### Records for this exercise:

--------

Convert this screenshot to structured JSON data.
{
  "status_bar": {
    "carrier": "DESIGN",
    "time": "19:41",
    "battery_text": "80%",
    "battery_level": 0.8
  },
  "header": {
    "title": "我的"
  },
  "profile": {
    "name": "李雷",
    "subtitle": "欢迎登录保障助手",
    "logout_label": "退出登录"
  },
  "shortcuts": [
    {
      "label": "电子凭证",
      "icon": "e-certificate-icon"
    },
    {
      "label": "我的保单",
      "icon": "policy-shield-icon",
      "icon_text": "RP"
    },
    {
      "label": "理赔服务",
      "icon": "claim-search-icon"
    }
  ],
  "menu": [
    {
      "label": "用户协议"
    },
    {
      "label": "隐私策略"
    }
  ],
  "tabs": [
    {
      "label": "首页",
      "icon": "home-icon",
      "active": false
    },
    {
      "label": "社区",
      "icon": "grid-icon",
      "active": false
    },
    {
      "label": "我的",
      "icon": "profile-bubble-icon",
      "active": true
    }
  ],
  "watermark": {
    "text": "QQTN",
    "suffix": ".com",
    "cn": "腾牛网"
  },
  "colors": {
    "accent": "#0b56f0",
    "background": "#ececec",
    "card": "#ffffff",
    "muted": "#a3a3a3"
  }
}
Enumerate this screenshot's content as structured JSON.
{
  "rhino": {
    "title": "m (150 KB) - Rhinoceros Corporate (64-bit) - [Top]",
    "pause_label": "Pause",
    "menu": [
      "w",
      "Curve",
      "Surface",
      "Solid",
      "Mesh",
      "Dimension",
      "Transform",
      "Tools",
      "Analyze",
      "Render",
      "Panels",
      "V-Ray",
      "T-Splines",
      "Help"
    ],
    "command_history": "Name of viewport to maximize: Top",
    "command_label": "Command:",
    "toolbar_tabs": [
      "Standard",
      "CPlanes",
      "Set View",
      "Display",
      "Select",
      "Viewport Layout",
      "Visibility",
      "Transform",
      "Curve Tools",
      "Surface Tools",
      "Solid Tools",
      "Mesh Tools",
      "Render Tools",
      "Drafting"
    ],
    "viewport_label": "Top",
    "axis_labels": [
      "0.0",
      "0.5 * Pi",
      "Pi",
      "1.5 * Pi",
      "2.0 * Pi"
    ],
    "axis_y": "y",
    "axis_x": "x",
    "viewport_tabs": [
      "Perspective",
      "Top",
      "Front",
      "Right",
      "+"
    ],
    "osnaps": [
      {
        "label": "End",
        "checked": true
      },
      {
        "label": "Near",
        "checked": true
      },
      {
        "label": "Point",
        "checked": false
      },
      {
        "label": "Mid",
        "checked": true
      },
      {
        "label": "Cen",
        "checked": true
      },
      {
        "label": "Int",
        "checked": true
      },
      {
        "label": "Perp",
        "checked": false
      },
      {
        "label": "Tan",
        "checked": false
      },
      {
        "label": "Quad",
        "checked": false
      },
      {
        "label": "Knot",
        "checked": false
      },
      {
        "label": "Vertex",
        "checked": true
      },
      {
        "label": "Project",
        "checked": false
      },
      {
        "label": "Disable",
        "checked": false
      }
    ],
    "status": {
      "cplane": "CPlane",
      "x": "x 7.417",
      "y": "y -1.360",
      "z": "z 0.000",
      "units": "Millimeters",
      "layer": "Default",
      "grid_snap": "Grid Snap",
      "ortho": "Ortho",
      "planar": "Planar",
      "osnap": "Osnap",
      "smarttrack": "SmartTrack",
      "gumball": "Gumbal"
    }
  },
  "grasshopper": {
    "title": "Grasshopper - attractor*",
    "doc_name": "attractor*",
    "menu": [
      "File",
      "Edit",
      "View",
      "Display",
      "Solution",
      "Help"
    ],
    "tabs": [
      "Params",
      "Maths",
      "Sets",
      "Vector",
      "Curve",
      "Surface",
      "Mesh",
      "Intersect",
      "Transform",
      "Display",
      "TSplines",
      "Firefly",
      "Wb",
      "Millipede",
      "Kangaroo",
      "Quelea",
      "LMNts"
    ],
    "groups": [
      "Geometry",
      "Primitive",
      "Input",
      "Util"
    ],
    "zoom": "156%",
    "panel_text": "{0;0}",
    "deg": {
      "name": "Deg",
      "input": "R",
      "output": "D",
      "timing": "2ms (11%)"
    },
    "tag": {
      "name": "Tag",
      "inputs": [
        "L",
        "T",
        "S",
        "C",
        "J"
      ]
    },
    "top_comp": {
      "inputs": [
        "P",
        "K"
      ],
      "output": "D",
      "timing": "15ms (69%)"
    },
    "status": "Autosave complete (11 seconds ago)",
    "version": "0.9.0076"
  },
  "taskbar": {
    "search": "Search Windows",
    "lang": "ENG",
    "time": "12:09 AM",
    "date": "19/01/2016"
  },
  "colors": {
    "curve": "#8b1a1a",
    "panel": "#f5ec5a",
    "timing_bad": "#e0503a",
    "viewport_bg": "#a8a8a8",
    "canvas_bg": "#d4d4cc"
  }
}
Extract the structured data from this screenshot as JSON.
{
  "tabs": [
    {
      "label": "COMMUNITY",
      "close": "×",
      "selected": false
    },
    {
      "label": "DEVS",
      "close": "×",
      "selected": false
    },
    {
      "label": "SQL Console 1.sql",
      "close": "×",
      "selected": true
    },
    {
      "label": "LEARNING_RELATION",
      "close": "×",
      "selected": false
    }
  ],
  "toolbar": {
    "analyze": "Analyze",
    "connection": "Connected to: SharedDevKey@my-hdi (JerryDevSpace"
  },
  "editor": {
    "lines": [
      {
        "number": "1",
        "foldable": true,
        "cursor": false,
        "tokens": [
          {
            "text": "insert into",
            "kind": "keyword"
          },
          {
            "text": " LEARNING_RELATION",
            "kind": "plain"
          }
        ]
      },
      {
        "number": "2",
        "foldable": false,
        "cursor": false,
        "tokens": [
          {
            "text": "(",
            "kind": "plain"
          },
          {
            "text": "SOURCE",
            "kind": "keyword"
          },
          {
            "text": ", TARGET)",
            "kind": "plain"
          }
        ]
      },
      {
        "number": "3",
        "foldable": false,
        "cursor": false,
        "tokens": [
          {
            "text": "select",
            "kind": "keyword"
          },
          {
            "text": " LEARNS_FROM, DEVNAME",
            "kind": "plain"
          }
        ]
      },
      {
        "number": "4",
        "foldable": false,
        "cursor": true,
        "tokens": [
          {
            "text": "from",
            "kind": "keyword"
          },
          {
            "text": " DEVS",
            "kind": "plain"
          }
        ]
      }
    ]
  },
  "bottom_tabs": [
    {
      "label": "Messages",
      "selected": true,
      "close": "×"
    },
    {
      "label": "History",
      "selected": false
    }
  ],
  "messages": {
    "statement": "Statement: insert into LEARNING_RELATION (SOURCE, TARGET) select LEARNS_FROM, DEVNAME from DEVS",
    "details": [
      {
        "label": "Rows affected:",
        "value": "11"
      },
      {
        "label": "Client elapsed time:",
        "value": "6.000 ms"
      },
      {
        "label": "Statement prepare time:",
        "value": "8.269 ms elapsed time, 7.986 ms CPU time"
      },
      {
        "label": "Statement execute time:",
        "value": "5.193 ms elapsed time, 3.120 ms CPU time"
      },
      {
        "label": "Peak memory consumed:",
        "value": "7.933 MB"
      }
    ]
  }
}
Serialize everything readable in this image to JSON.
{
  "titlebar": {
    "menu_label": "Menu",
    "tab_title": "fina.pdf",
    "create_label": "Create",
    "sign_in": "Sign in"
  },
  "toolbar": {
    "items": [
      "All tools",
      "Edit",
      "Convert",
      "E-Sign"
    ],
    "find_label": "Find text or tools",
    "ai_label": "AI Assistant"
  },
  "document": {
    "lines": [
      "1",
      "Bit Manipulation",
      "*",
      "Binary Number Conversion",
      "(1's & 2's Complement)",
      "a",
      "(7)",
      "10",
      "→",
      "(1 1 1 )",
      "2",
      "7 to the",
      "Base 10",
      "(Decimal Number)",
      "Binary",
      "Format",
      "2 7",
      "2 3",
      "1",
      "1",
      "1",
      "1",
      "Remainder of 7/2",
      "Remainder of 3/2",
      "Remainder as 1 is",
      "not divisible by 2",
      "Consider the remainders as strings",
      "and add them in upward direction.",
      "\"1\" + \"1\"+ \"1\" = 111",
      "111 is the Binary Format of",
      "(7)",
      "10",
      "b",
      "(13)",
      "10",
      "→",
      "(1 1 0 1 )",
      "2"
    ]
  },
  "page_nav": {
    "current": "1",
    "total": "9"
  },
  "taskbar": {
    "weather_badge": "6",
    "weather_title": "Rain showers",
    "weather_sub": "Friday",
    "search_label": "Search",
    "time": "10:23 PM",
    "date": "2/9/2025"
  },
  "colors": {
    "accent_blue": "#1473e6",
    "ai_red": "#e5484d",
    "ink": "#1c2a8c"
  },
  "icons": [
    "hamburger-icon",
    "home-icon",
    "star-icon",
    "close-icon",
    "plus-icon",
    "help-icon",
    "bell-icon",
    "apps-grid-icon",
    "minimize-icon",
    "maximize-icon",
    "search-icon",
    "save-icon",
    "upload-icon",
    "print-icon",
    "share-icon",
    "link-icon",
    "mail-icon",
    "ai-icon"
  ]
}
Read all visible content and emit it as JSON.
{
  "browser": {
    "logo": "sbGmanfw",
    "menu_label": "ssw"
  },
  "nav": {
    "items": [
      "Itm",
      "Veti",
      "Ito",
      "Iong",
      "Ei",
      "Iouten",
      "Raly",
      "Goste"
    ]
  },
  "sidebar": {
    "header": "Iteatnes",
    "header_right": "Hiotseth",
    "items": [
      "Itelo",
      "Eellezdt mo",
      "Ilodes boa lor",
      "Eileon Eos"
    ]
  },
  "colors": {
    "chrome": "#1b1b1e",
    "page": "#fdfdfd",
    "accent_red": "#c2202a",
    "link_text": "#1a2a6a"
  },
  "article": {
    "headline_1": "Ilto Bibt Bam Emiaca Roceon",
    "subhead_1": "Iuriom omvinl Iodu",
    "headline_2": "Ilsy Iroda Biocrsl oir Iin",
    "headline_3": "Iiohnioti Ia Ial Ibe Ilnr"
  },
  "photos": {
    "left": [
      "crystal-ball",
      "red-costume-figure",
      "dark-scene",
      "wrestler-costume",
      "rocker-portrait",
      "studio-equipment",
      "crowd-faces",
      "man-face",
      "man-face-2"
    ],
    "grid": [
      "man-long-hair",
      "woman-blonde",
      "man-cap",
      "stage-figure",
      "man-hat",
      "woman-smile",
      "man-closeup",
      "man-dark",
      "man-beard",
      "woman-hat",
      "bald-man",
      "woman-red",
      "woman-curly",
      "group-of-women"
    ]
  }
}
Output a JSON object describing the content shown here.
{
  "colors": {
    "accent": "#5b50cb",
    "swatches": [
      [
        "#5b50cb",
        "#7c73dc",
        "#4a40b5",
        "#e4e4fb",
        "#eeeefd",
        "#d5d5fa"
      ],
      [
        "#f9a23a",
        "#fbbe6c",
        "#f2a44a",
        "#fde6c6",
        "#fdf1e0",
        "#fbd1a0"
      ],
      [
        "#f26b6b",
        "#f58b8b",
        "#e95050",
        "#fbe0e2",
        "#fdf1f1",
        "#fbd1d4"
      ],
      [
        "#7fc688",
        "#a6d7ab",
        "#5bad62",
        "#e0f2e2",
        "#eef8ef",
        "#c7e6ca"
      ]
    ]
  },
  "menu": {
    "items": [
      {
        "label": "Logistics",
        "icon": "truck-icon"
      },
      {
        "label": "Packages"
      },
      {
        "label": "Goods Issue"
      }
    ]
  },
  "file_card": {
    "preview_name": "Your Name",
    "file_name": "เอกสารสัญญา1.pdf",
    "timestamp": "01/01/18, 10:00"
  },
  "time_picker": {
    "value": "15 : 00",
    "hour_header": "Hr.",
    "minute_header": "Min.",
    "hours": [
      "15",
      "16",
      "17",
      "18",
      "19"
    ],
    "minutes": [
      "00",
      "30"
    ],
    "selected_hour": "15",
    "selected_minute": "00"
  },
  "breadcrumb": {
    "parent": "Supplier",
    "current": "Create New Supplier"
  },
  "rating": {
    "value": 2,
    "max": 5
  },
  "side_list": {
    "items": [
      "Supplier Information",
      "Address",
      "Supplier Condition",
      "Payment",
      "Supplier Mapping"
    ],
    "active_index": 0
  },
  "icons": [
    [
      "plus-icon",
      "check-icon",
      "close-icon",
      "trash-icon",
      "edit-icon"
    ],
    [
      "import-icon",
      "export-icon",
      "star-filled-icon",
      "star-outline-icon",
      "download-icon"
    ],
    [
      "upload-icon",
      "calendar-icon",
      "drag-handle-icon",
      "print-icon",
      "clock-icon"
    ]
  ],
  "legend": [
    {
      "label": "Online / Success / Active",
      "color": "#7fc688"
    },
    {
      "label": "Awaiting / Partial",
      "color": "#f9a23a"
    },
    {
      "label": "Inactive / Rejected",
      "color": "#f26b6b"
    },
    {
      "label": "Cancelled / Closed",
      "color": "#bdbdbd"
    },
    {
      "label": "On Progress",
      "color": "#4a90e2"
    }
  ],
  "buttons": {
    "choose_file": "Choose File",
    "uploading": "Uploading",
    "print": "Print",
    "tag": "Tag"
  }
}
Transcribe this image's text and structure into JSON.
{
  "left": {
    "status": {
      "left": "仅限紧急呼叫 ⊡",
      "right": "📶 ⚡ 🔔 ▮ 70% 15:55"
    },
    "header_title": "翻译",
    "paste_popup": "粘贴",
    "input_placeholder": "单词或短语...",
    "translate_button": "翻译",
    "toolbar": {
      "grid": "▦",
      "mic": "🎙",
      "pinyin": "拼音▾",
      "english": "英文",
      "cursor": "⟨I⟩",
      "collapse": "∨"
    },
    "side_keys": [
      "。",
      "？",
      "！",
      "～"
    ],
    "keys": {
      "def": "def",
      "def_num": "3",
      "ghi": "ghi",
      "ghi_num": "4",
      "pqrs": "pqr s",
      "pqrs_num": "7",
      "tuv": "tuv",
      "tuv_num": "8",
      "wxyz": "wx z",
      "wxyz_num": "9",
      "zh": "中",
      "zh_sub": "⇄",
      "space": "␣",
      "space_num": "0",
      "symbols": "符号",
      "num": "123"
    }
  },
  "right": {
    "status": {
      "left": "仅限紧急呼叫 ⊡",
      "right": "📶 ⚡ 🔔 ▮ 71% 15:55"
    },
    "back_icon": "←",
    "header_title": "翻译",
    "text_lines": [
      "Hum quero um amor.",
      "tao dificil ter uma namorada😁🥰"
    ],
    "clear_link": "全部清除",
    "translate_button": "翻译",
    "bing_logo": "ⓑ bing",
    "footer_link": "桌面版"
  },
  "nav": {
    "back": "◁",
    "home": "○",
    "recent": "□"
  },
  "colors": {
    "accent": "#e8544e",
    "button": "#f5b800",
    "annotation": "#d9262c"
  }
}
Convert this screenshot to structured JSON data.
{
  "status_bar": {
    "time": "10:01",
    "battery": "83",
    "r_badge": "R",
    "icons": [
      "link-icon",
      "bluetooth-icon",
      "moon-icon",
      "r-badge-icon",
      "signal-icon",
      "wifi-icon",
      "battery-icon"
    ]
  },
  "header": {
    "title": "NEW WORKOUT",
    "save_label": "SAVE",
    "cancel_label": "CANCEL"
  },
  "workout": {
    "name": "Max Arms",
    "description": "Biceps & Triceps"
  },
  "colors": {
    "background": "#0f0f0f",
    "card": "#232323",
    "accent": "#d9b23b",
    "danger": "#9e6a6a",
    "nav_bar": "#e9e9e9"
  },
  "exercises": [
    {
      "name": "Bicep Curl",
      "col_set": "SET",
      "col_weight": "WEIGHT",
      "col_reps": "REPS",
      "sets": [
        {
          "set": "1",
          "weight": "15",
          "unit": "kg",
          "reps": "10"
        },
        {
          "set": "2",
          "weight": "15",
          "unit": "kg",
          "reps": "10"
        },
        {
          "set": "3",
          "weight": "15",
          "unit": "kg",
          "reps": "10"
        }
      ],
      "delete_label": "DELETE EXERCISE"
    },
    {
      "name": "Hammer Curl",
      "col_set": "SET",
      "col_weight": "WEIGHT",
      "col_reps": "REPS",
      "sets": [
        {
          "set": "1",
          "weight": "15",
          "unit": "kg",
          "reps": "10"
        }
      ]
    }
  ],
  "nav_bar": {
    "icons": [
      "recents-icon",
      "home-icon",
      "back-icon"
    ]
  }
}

--------

### What you will do:
Identify and extract each line of the listing that contains "home".

### Exercise solution:
      "icon": "home-icon",
    "home-icon",
    "home": "○",
      "home-icon",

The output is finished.